To be done:
Your answer should be one number: how many lines of the data include the string "text"?

Information given:
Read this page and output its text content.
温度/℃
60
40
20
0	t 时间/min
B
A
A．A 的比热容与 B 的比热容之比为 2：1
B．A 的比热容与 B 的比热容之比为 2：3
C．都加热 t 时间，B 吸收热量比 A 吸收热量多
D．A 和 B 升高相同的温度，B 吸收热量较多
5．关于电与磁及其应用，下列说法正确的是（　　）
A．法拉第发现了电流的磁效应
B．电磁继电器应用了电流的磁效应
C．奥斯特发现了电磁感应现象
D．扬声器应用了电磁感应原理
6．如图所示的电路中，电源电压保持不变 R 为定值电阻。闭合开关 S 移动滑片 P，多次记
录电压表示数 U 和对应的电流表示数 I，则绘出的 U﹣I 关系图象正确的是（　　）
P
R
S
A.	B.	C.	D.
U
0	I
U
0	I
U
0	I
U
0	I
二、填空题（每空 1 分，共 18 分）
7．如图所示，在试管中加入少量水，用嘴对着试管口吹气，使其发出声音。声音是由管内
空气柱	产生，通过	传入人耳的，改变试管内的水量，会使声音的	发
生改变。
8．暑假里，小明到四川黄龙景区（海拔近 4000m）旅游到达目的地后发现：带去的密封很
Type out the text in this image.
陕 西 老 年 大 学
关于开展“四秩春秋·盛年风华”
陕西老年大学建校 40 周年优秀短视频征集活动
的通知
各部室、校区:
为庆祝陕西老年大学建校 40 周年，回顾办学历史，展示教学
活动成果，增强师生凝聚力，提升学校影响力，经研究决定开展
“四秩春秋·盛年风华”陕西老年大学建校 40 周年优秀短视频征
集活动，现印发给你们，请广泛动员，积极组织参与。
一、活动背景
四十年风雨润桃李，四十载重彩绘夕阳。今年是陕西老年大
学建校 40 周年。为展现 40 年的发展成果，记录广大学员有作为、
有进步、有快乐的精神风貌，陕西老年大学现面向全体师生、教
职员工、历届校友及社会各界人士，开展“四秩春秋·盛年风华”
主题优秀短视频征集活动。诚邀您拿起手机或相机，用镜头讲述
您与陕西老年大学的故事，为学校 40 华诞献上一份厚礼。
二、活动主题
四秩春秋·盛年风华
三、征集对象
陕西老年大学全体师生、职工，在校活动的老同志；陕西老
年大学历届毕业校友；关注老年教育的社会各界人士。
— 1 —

Task response:
2